▸ Your goal: Repeat the whole of the data, keeping every detail the same.

[Some records]

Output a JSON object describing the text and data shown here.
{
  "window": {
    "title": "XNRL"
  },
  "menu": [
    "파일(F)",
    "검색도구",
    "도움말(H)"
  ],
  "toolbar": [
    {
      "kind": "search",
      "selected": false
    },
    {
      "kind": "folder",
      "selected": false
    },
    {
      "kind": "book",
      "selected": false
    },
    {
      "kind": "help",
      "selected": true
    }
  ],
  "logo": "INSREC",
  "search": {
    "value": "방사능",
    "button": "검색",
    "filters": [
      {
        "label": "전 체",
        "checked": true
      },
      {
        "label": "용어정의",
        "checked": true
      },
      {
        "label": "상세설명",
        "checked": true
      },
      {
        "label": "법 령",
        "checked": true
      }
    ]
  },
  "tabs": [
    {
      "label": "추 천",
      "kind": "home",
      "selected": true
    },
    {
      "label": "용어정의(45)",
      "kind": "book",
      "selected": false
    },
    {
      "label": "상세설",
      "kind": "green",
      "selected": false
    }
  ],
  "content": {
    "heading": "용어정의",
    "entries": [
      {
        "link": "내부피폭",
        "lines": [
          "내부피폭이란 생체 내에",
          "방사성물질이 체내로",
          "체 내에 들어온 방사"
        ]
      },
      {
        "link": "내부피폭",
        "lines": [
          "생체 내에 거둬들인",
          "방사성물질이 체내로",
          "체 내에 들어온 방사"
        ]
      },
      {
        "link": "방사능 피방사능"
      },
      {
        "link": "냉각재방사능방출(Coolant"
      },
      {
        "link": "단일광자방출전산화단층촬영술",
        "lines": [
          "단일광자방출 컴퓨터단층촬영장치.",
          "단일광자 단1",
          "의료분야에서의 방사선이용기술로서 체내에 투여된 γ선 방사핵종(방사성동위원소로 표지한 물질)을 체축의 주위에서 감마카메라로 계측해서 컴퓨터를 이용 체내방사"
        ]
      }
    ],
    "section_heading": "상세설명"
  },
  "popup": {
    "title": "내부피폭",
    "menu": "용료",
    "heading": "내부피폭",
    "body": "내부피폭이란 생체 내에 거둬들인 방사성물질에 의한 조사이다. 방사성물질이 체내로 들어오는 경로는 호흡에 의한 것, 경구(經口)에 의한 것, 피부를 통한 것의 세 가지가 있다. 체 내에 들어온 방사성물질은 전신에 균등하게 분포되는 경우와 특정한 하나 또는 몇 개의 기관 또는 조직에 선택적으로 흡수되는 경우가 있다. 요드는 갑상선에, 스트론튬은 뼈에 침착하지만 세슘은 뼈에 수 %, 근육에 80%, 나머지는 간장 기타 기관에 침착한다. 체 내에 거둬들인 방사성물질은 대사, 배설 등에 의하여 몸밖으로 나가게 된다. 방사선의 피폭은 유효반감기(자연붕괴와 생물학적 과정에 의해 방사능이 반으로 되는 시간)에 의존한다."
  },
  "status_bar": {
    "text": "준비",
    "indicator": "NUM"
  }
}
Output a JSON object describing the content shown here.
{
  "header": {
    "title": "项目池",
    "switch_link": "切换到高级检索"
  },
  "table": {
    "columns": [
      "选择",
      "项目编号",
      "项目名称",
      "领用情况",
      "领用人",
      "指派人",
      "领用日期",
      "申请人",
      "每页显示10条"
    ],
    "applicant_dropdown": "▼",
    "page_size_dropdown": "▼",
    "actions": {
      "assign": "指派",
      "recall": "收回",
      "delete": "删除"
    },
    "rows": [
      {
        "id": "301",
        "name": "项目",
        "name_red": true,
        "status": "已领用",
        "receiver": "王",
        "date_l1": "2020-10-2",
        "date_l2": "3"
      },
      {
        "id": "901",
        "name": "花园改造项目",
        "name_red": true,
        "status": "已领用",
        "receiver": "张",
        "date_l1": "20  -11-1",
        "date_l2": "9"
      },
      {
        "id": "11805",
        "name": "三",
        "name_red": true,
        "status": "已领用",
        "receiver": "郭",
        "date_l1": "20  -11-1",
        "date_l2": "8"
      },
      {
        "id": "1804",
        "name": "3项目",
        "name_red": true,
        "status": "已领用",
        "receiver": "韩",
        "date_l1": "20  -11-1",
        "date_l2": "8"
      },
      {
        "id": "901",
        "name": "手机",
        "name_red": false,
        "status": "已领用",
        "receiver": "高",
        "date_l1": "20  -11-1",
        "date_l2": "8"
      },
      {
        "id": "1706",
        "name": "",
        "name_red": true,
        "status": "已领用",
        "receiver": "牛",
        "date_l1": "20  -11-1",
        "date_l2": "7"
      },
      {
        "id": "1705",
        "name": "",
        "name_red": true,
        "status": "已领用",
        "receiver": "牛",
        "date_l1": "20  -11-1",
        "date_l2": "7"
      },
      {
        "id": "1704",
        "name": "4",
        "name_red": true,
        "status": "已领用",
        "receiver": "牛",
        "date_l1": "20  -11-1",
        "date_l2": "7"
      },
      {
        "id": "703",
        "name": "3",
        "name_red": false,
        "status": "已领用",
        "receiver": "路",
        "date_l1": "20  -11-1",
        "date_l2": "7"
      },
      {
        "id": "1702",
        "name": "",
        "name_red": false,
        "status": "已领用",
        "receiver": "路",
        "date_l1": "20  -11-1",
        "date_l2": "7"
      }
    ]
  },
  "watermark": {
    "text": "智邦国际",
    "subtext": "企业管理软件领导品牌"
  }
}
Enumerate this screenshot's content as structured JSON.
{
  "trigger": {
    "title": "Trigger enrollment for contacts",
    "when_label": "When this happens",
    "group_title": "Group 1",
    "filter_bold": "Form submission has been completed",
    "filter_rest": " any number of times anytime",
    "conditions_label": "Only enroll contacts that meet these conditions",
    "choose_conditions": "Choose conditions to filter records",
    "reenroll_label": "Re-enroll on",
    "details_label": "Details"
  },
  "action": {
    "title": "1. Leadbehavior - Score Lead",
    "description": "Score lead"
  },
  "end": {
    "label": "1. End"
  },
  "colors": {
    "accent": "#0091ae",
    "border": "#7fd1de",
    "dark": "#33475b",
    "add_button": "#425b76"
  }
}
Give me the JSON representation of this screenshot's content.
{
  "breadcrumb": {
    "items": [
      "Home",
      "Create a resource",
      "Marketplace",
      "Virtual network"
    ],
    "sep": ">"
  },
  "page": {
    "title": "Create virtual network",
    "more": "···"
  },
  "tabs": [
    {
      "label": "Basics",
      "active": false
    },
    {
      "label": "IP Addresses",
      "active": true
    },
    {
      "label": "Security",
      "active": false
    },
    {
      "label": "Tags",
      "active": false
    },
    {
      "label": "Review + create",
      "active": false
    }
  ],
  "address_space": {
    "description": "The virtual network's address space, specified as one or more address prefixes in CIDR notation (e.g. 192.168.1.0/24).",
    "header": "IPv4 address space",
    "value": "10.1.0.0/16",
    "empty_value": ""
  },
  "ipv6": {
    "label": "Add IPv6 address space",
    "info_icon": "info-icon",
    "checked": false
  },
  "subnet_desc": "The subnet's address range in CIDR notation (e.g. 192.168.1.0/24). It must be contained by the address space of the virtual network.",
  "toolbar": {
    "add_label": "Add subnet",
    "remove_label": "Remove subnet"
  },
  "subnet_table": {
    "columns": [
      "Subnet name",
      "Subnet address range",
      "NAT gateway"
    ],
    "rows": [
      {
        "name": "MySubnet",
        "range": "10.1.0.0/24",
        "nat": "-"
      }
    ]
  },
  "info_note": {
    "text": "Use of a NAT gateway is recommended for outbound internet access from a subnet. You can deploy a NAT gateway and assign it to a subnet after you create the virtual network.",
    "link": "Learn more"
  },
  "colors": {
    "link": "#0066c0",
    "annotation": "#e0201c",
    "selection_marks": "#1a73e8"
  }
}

▸ Task result:
Output a JSON object describing the text and data shown here.
{
  "window": {
    "title": "XNRL"
  },
  "menu": [
    "파일(F)",
    "검색도구",
    "도움말(H)"
  ],
  "toolbar": [
    {
      "kind": "search",
      "selected": false
    },
    {
      "kind": "folder",
      "selected": false
    },
    {
      "kind": "book",
      "selected": false
    },
    {
      "kind": "help",
      "selected": true
    }
  ],
  "logo": "INSREC",
  "search": {
    "value": "방사능",
    "button": "검색",
    "filters": [
      {
        "label": "전 체",
        "checked": true
      },
      {
        "label": "용어정의",
        "checked": true
      },
      {
        "label": "상세설명",
        "checked": true
      },
      {
        "label": "법 령",
        "checked": true
      }
    ]
  },
  "tabs": [
    {
      "label": "추 천",
      "kind": "home",
      "selected": true
    },
    {
      "label": "용어정의(45)",
      "kind": "book",
      "selected": false
    },
    {
      "label": "상세설",
      "kind": "green",
      "selected": false
    }
  ],
  "content": {
    "heading": "용어정의",
    "entries": [
      {
        "link": "내부피폭",
        "lines": [
          "내부피폭이란 생체 내에",
          "방사성물질이 체내로",
          "체 내에 들어온 방사"
        ]
      },
      {
        "link": "내부피폭",
        "lines": [
          "생체 내에 거둬들인",
          "방사성물질이 체내로",
          "체 내에 들어온 방사"
        ]
      },
      {
        "link": "방사능 피방사능"
      },
      {
        "link": "냉각재방사능방출(Coolant"
      },
      {
        "link": "단일광자방출전산화단층촬영술",
        "lines": [
          "단일광자방출 컴퓨터단층촬영장치.",
          "단일광자 단1",
          "의료분야에서의 방사선이용기술로서 체내에 투여된 γ선 방사핵종(방사성동위원소로 표지한 물질)을 체축의 주위에서 감마카메라로 계측해서 컴퓨터를 이용 체내방사"
        ]
      }
    ],
    "section_heading": "상세설명"
  },
  "popup": {
    "title": "내부피폭",
    "menu": "용료",
    "heading": "내부피폭",
    "body": "내부피폭이란 생체 내에 거둬들인 방사성물질에 의한 조사이다. 방사성물질이 체내로 들어오는 경로는 호흡에 의한 것, 경구(經口)에 의한 것, 피부를 통한 것의 세 가지가 있다. 체 내에 들어온 방사성물질은 전신에 균등하게 분포되는 경우와 특정한 하나 또는 몇 개의 기관 또는 조직에 선택적으로 흡수되는 경우가 있다. 요드는 갑상선에, 스트론튬은 뼈에 침착하지만 세슘은 뼈에 수 %, 근육에 80%, 나머지는 간장 기타 기관에 침착한다. 체 내에 거둬들인 방사성물질은 대사, 배설 등에 의하여 몸밖으로 나가게 된다. 방사선의 피폭은 유효반감기(자연붕괴와 생물학적 과정에 의해 방사능이 반으로 되는 시간)에 의존한다."
  },
  "status_bar": {
    "text": "준비",
    "indicator": "NUM"
  }
}
Output a JSON object describing the content shown here.
{
  "header": {
    "title": "项目池",
    "switch_link": "切换到高级检索"
  },
  "table": {
    "columns": [
      "选择",
      "项目编号",
      "项目名称",
      "领用情况",
      "领用人",
      "指派人",
      "领用日期",
      "申请人",
      "每页显示10条"
    ],
    "applicant_dropdown": "▼",
    "page_size_dropdown": "▼",
    "actions": {
      "assign": "指派",
      "recall": "收回",
      "delete": "删除"
    },
    "rows": [
      {
        "id": "301",
        "name": "项目",
        "name_red": true,
        "status": "已领用",
        "receiver": "王",
        "date_l1": "2020-10-2",
        "date_l2": "3"
      },
      {
        "id": "901",
        "name": "花园改造项目",
        "name_red": true,
        "status": "已领用",
        "receiver": "张",
        "date_l1": "20  -11-1",
        "date_l2": "9"
      },
      {
        "id": "11805",
        "name": "三",
        "name_red": true,
        "status": "已领用",
        "receiver": "郭",
        "date_l1": "20  -11-1",
        "date_l2": "8"
      },
      {
        "id": "1804",
        "name": "3项目",
        "name_red": true,
        "status": "已领用",
        "receiver": "韩",
        "date_l1": "20  -11-1",
        "date_l2": "8"
      },
      {
        "id": "901",
        "name": "手机",
        "name_red": false,
        "status": "已领用",
        "receiver": "高",
        "date_l1": "20  -11-1",
        "date_l2": "8"
      },
      {
        "id": "1706",
        "name": "",
        "name_red": true,
        "status": "已领用",
        "receiver": "牛",
        "date_l1": "20  -11-1",
        "date_l2": "7"
      },
      {
        "id": "1705",
        "name": "",
        "name_red": true,
        "status": "已领用",
        "receiver": "牛",
        "date_l1": "20  -11-1",
        "date_l2": "7"
      },
      {
        "id": "1704",
        "name": "4",
        "name_red": true,
        "status": "已领用",
        "receiver": "牛",
        "date_l1": "20  -11-1",
        "date_l2": "7"
      },
      {
        "id": "703",
        "name": "3",
        "name_red": false,
        "status": "已领用",
        "receiver": "路",
        "date_l1": "20  -11-1",
        "date_l2": "7"
      },
      {
        "id": "1702",
        "name": "",
        "name_red": false,
        "status": "已领用",
        "receiver": "路",
        "date_l1": "20  -11-1",
        "date_l2": "7"
      }
    ]
  },
  "watermark": {
    "text": "智邦国际",
    "subtext": "企业管理软件领导品牌"
  }
}
Enumerate this screenshot's content as structured JSON.
{
  "trigger": {
    "title": "Trigger enrollment for contacts",
    "when_label": "When this happens",
    "group_title": "Group 1",
    "filter_bold": "Form submission has been completed",
    "filter_rest": " any number of times anytime",
    "conditions_label": "Only enroll contacts that meet these conditions",
    "choose_conditions": "Choose conditions to filter records",
    "reenroll_label": "Re-enroll on",
    "details_label": "Details"
  },
  "action": {
    "title": "1. Leadbehavior - Score Lead",
    "description": "Score lead"
  },
  "end": {
    "label": "1. End"
  },
  "colors": {
    "accent": "#0091ae",
    "border": "#7fd1de",
    "dark": "#33475b",
    "add_button": "#425b76"
  }
}
Give me the JSON representation of this screenshot's content.
{
  "breadcrumb": {
    "items": [
      "Home",
      "Create a resource",
      "Marketplace",
      "Virtual network"
    ],
    "sep": ">"
  },
  "page": {
    "title": "Create virtual network",
    "more": "···"
  },
  "tabs": [
    {
      "label": "Basics",
      "active": false
    },
    {
      "label": "IP Addresses",
      "active": true
    },
    {
      "label": "Security",
      "active": false
    },
    {
      "label": "Tags",
      "active": false
    },
    {
      "label": "Review + create",
      "active": false
    }
  ],
  "address_space": {
    "description": "The virtual network's address space, specified as one or more address prefixes in CIDR notation (e.g. 192.168.1.0/24).",
    "header": "IPv4 address space",
    "value": "10.1.0.0/16",
    "empty_value": ""
  },
  "ipv6": {
    "label": "Add IPv6 address space",
    "info_icon": "info-icon",
    "checked": false
  },
  "subnet_desc": "The subnet's address range in CIDR notation (e.g. 192.168.1.0/24). It must be contained by the address space of the virtual network.",
  "toolbar": {
    "add_label": "Add subnet",
    "remove_label": "Remove subnet"
  },
  "subnet_table": {
    "columns": [
      "Subnet name",
      "Subnet address range",
      "NAT gateway"
    ],
    "rows": [
      {
        "name": "MySubnet",
        "range": "10.1.0.0/24",
        "nat": "-"
      }
    ]
  },
  "info_note": {
    "text": "Use of a NAT gateway is recommended for outbound internet access from a subnet. You can deploy a NAT gateway and assign it to a subnet after you create the virtual network.",
    "link": "Learn more"
  },
  "colors": {
    "link": "#0066c0",
    "annotation": "#e0201c",
    "selection_marks": "#1a73e8"
  }
}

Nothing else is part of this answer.